### Task requirements
Reproduce the listing exactly and skip over any pictures.

Start of Data shown

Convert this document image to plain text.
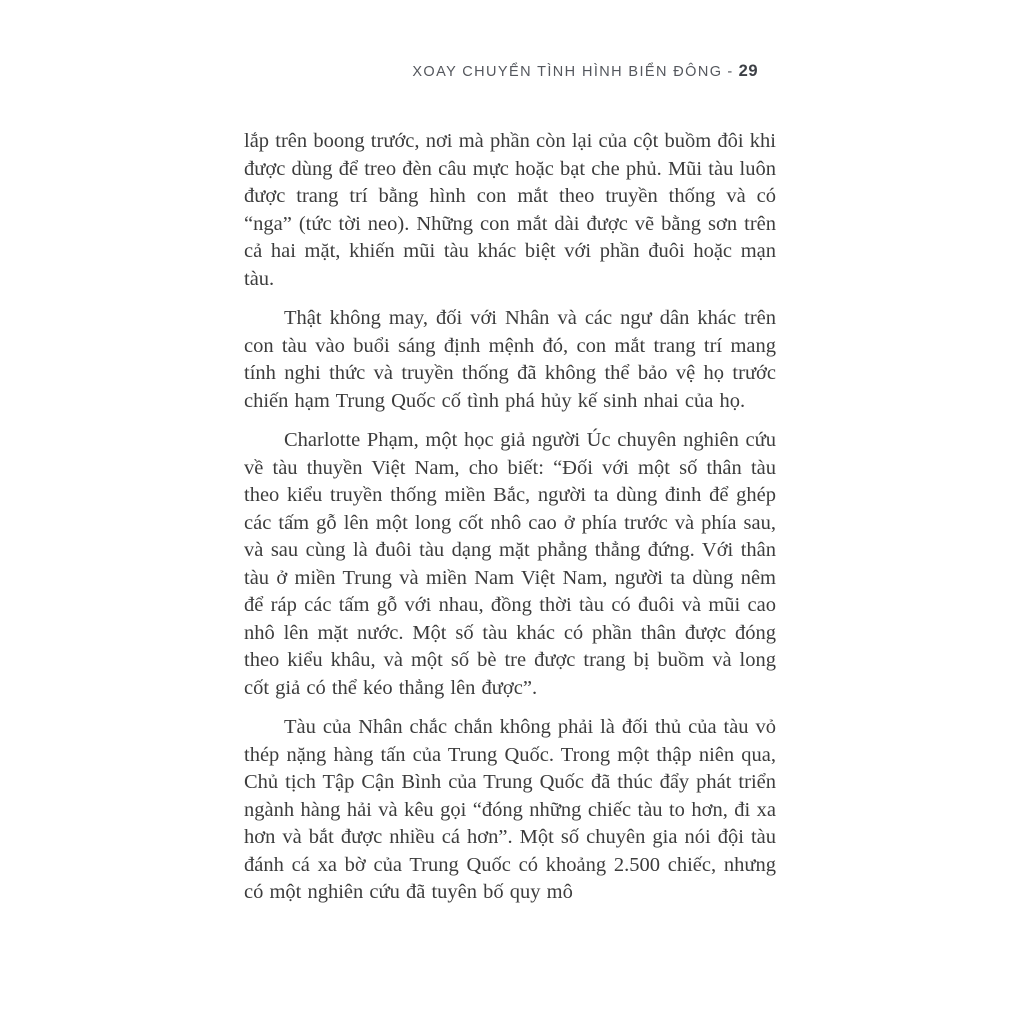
XOAY CHUYỂN TÌNH HÌNH BIỂN ĐÔNG - 29

lắp trên boong trước, nơi mà phần còn lại của cột buồm đôi khi được dùng để treo đèn câu mực hoặc bạt che phủ. Mũi tàu luôn được trang trí bằng hình con mắt theo truyền thống và có “nga” (tức tời neo). Những con mắt dài được vẽ bằng sơn trên cả hai mặt, khiến mũi tàu khác biệt với phần đuôi hoặc mạn tàu.

Thật không may, đối với Nhân và các ngư dân khác trên con tàu vào buổi sáng định mệnh đó, con mắt trang trí mang tính nghi thức và truyền thống đã không thể bảo vệ họ trước chiến hạm Trung Quốc cố tình phá hủy kế sinh nhai của họ.

Charlotte Phạm, một học giả người Úc chuyên nghiên cứu về tàu thuyền Việt Nam, cho biết: “Đối với một số thân tàu theo kiểu truyền thống miền Bắc, người ta dùng đinh để ghép các tấm gỗ lên một long cốt nhô cao ở phía trước và phía sau, và sau cùng là đuôi tàu dạng mặt phẳng thẳng đứng. Với thân tàu ở miền Trung và miền Nam Việt Nam, người ta dùng nêm để ráp các tấm gỗ với nhau, đồng thời tàu có đuôi và mũi cao nhô lên mặt nước. Một số tàu khác có phần thân được đóng theo kiểu khâu, và một số bè tre được trang bị buồm và long cốt giả có thể kéo thẳng lên được”.

Tàu của Nhân chắc chắn không phải là đối thủ của tàu vỏ thép nặng hàng tấn của Trung Quốc. Trong một thập niên qua, Chủ tịch Tập Cận Bình của Trung Quốc đã thúc đẩy phát triển ngành hàng hải và kêu gọi “đóng những chiếc tàu to hơn, đi xa hơn và bắt được nhiều cá hơn”. Một số chuyên gia nói đội tàu đánh cá xa bờ của Trung Quốc có khoảng 2.500 chiếc, nhưng có một nghiên cứu đã tuyên bố quy mô
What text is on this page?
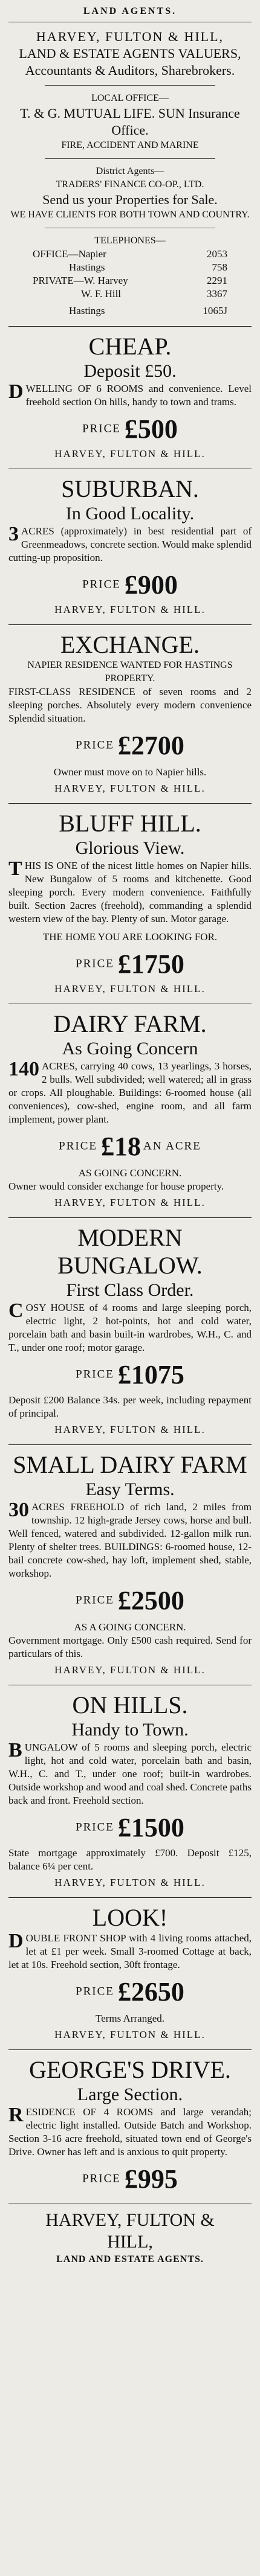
LAND AGENTS.
HARVEY, FULTON & HILL,
LAND & ESTATE AGENTS VALUERS,
Accountants & Auditors, Sharebrokers.
LOCAL OFFICE—
T. & G. MUTUAL LIFE. SUN Insurance Office.
FIRE, ACCIDENT AND MARINE
District Agents—
TRADERS' FINANCE CO-OP., LTD.
Send us your Properties for Sale.
WE HAVE CLIENTS FOR BOTH TOWN AND COUNTRY.
TELEPHONES—
OFFICE—Napier	2053
Hastings	758
PRIVATE—W. Harvey	2291
W. F. Hill	3367
Hastings	1065J
CHEAP.
Deposit £50.
DWELLING OF 6 ROOMS and convenience. Level freehold section On hills, handy to town and trams.
PRICE £500
HARVEY, FULTON & HILL.
SUBURBAN.
In Good Locality.
3 ACRES (approximately) in best residential part of Greenmeadows, concrete section. Would make splendid cutting-up proposition.
PRICE £900
HARVEY, FULTON & HILL.
EXCHANGE.
NAPIER RESIDENCE WANTED FOR HASTINGS PROPERTY.
FIRST-CLASS RESIDENCE of seven rooms and 2 sleeping porches. Absolutely every modern convenience Splendid situation.
PRICE £2700
Owner must move on to Napier hills.
HARVEY, FULTON & HILL.
BLUFF HILL.
Glorious View.
THIS IS ONE of the nicest little homes on Napier hills. New Bungalow of 5 rooms and kitchenette. Good sleeping porch. Every modern convenience. Faithfully built. Section 2acres (freehold), commanding a splendid western view of the bay. Plenty of sun. Motor garage.
THE HOME YOU ARE LOOKING FOR.
PRICE £1750
HARVEY, FULTON & HILL.
DAIRY FARM.
As Going Concern
140 ACRES, carrying 40 cows, 13 yearlings, 3 horses, 2 bulls. Well subdivided; well watered; all in grass or crops. All ploughable. Buildings: 6-roomed house (all conveniences), cow-shed, engine room, and all farm implement, power plant.
PRICE £18 AN ACRE
AS GOING CONCERN.
Owner would consider exchange for house property.
HARVEY, FULTON & HILL.
MODERN BUNGALOW.
First Class Order.
COSY HOUSE of 4 rooms and large sleeping porch, electric light, 2 hot-points, hot and cold water, porcelain bath and basin built-in wardrobes, W.H., C. and T., under one roof; motor garage.
PRICE £1075
Deposit £200 Balance 34s. per week, including repayment of principal.
HARVEY, FULTON & HILL.
SMALL DAIRY FARM
Easy Terms.
30 ACRES FREEHOLD of rich land, 2 miles from township. 12 high-grade Jersey cows, horse and bull. Well fenced, watered and subdivided. 12-gallon milk run. Plenty of shelter trees. BUILDINGS: 6-roomed house, 12-bail concrete cow-shed, hay loft, implement shed, stable, workshop.
PRICE £2500
AS A GOING CONCERN.
Government mortgage. Only £500 cash required. Send for particulars of this.
HARVEY, FULTON & HILL.
ON HILLS.
Handy to Town.
BUNGALOW of 5 rooms and sleeping porch, electric light, hot and cold water, porcelain bath and basin, W.H., C. and T., under one roof; built-in wardrobes. Outside workshop and wood and coal shed. Concrete paths back and front. Freehold section.
PRICE £1500
State mortgage approximately £700. Deposit £125, balance 6¼ per cent.
HARVEY, FULTON & HILL.
LOOK!
DOUBLE FRONT SHOP with 4 living rooms attached, let at £1 per week. Small 3-roomed Cottage at back, let at 10s. Freehold section, 30ft frontage.
PRICE £2650
Terms Arranged.
HARVEY, FULTON & HILL.
GEORGE'S DRIVE.
Large Section.
RESIDENCE OF 4 ROOMS and large verandah; electric light installed. Outside Batch and Workshop. Section 3-16 acre freehold, situated town end of George's Drive. Owner has left and is anxious to quit property.
PRICE £995
HARVEY, FULTON &
HILL,
LAND AND ESTATE AGENTS.
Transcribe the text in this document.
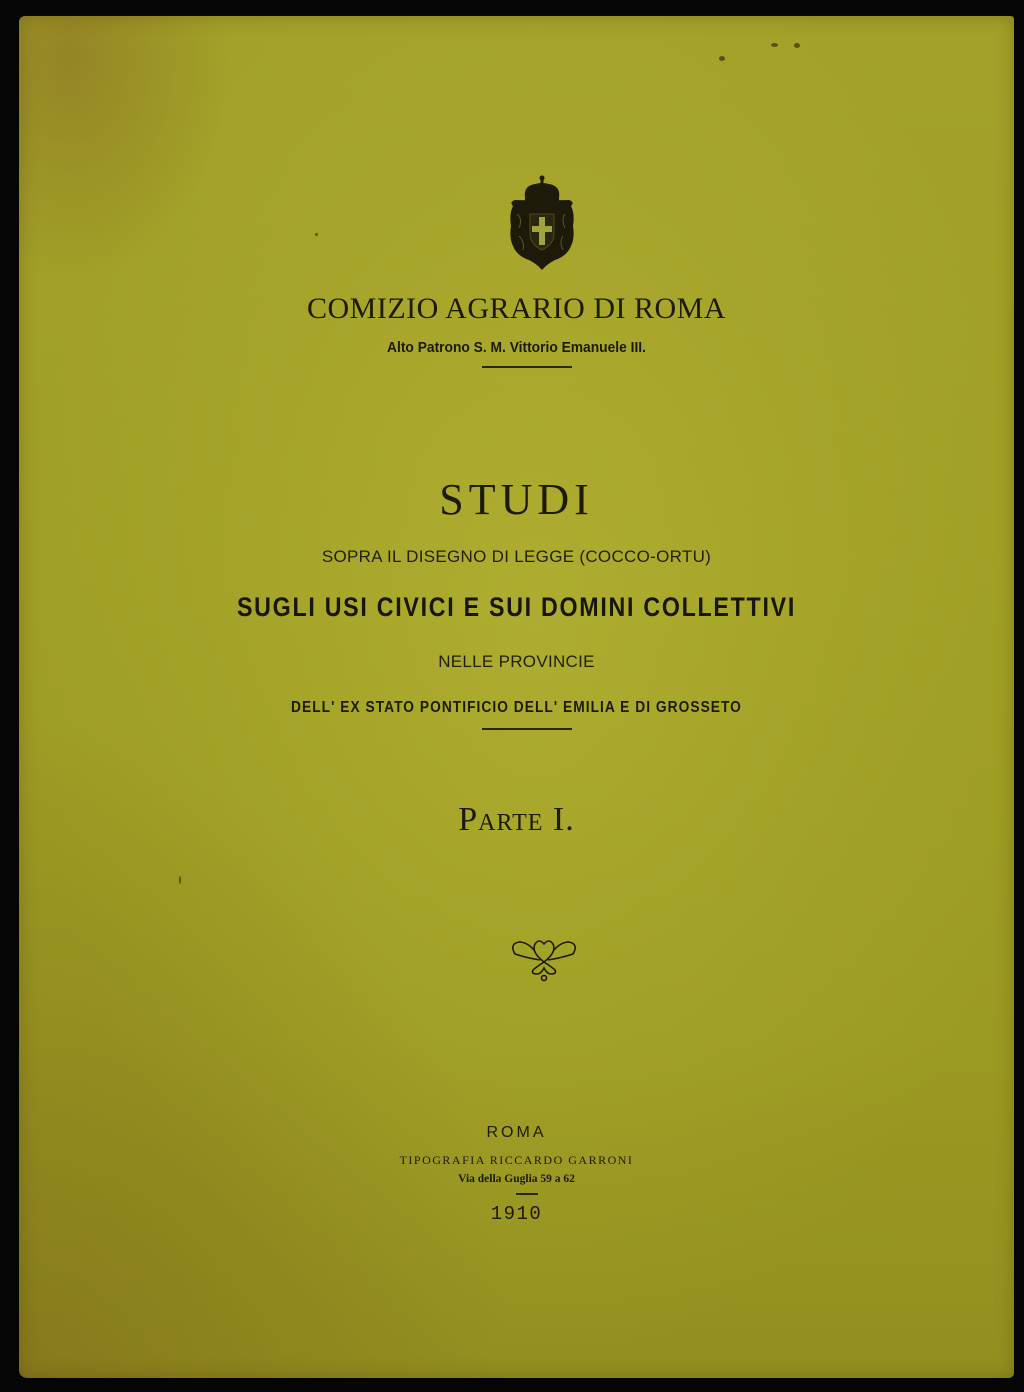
COMIZIO AGRARIO DI ROMA
Alto Patrono S. M. Vittorio Emanuele III.
STUDI
SOPRA IL DISEGNO DI LEGGE (COCCO-ORTU)
SUGLI USI CIVICI E SUI DOMINI COLLETTIVI
NELLE PROVINCIE
DELL' EX STATO PONTIFICIO DELL' EMILIA E DI GROSSETO
Parte I.
ROMA
TIPOGRAFIA RICCARDO GARRONI
Via della Guglia 59 a 62
1910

End of Data shown

### Output for this task
Convert this document image to plain text.
XOAY CHUYỂN TÌNH HÌNH BIỂN ĐÔNG - 29

lắp trên boong trước, nơi mà phần còn lại của cột buồm đôi khi được dùng để treo đèn câu mực hoặc bạt che phủ. Mũi tàu luôn được trang trí bằng hình con mắt theo truyền thống và có “nga” (tức tời neo). Những con mắt dài được vẽ bằng sơn trên cả hai mặt, khiến mũi tàu khác biệt với phần đuôi hoặc mạn tàu.

Thật không may, đối với Nhân và các ngư dân khác trên con tàu vào buổi sáng định mệnh đó, con mắt trang trí mang tính nghi thức và truyền thống đã không thể bảo vệ họ trước chiến hạm Trung Quốc cố tình phá hủy kế sinh nhai của họ.

Charlotte Phạm, một học giả người Úc chuyên nghiên cứu về tàu thuyền Việt Nam, cho biết: “Đối với một số thân tàu theo kiểu truyền thống miền Bắc, người ta dùng đinh để ghép các tấm gỗ lên một long cốt nhô cao ở phía trước và phía sau, và sau cùng là đuôi tàu dạng mặt phẳng thẳng đứng. Với thân tàu ở miền Trung và miền Nam Việt Nam, người ta dùng nêm để ráp các tấm gỗ với nhau, đồng thời tàu có đuôi và mũi cao nhô lên mặt nước. Một số tàu khác có phần thân được đóng theo kiểu khâu, và một số bè tre được trang bị buồm và long cốt giả có thể kéo thẳng lên được”.

Tàu của Nhân chắc chắn không phải là đối thủ của tàu vỏ thép nặng hàng tấn của Trung Quốc. Trong một thập niên qua, Chủ tịch Tập Cận Bình của Trung Quốc đã thúc đẩy phát triển ngành hàng hải và kêu gọi “đóng những chiếc tàu to hơn, đi xa hơn và bắt được nhiều cá hơn”. Một số chuyên gia nói đội tàu đánh cá xa bờ của Trung Quốc có khoảng 2.500 chiếc, nhưng có một nghiên cứu đã tuyên bố quy mô
What text is on this page?
LAND AGENTS.
HARVEY, FULTON & HILL,
LAND & ESTATE AGENTS VALUERS,
Accountants & Auditors, Sharebrokers.
LOCAL OFFICE—
T. & G. MUTUAL LIFE. SUN Insurance Office.
FIRE, ACCIDENT AND MARINE
District Agents—
TRADERS' FINANCE CO-OP., LTD.
Send us your Properties for Sale.
WE HAVE CLIENTS FOR BOTH TOWN AND COUNTRY.
TELEPHONES—
OFFICE—Napier	2053
Hastings	758
PRIVATE—W. Harvey	2291
W. F. Hill	3367
Hastings	1065J
CHEAP.
Deposit £50.
DWELLING OF 6 ROOMS and convenience. Level freehold section On hills, handy to town and trams.
PRICE £500
HARVEY, FULTON & HILL.
SUBURBAN.
In Good Locality.
3 ACRES (approximately) in best residential part of Greenmeadows, concrete section. Would make splendid cutting-up proposition.
PRICE £900
HARVEY, FULTON & HILL.
EXCHANGE.
NAPIER RESIDENCE WANTED FOR HASTINGS PROPERTY.
FIRST-CLASS RESIDENCE of seven rooms and 2 sleeping porches. Absolutely every modern convenience Splendid situation.
PRICE £2700
Owner must move on to Napier hills.
HARVEY, FULTON & HILL.
BLUFF HILL.
Glorious View.
THIS IS ONE of the nicest little homes on Napier hills. New Bungalow of 5 rooms and kitchenette. Good sleeping porch. Every modern convenience. Faithfully built. Section 2acres (freehold), commanding a splendid western view of the bay. Plenty of sun. Motor garage.
THE HOME YOU ARE LOOKING FOR.
PRICE £1750
HARVEY, FULTON & HILL.
DAIRY FARM.
As Going Concern
140 ACRES, carrying 40 cows, 13 yearlings, 3 horses, 2 bulls. Well subdivided; well watered; all in grass or crops. All ploughable. Buildings: 6-roomed house (all conveniences), cow-shed, engine room, and all farm implement, power plant.
PRICE £18 AN ACRE
AS GOING CONCERN.
Owner would consider exchange for house property.
HARVEY, FULTON & HILL.
MODERN BUNGALOW.
First Class Order.
COSY HOUSE of 4 rooms and large sleeping porch, electric light, 2 hot-points, hot and cold water, porcelain bath and basin built-in wardrobes, W.H., C. and T., under one roof; motor garage.
PRICE £1075
Deposit £200 Balance 34s. per week, including repayment of principal.
HARVEY, FULTON & HILL.
SMALL DAIRY FARM
Easy Terms.
30 ACRES FREEHOLD of rich land, 2 miles from township. 12 high-grade Jersey cows, horse and bull. Well fenced, watered and subdivided. 12-gallon milk run. Plenty of shelter trees. BUILDINGS: 6-roomed house, 12-bail concrete cow-shed, hay loft, implement shed, stable, workshop.
PRICE £2500
AS A GOING CONCERN.
Government mortgage. Only £500 cash required. Send for particulars of this.
HARVEY, FULTON & HILL.
ON HILLS.
Handy to Town.
BUNGALOW of 5 rooms and sleeping porch, electric light, hot and cold water, porcelain bath and basin, W.H., C. and T., under one roof; built-in wardrobes. Outside workshop and wood and coal shed. Concrete paths back and front. Freehold section.
PRICE £1500
State mortgage approximately £700. Deposit £125, balance 6¼ per cent.
HARVEY, FULTON & HILL.
LOOK!
DOUBLE FRONT SHOP with 4 living rooms attached, let at £1 per week. Small 3-roomed Cottage at back, let at 10s. Freehold section, 30ft frontage.
PRICE £2650
Terms Arranged.
HARVEY, FULTON & HILL.
GEORGE'S DRIVE.
Large Section.
RESIDENCE OF 4 ROOMS and large verandah; electric light installed. Outside Batch and Workshop. Section 3-16 acre freehold, situated town end of George's Drive. Owner has left and is anxious to quit property.
PRICE £995
HARVEY, FULTON &
HILL,
LAND AND ESTATE AGENTS.
Transcribe the text in this document.
COMIZIO AGRARIO DI ROMA
Alto Patrono S. M. Vittorio Emanuele III.
STUDI
SOPRA IL DISEGNO DI LEGGE (COCCO-ORTU)
SUGLI USI CIVICI E SUI DOMINI COLLETTIVI
NELLE PROVINCIE
DELL' EX STATO PONTIFICIO DELL' EMILIA E DI GROSSETO
Parte I.
ROMA
TIPOGRAFIA RICCARDO GARRONI
Via della Guglia 59 a 62
1910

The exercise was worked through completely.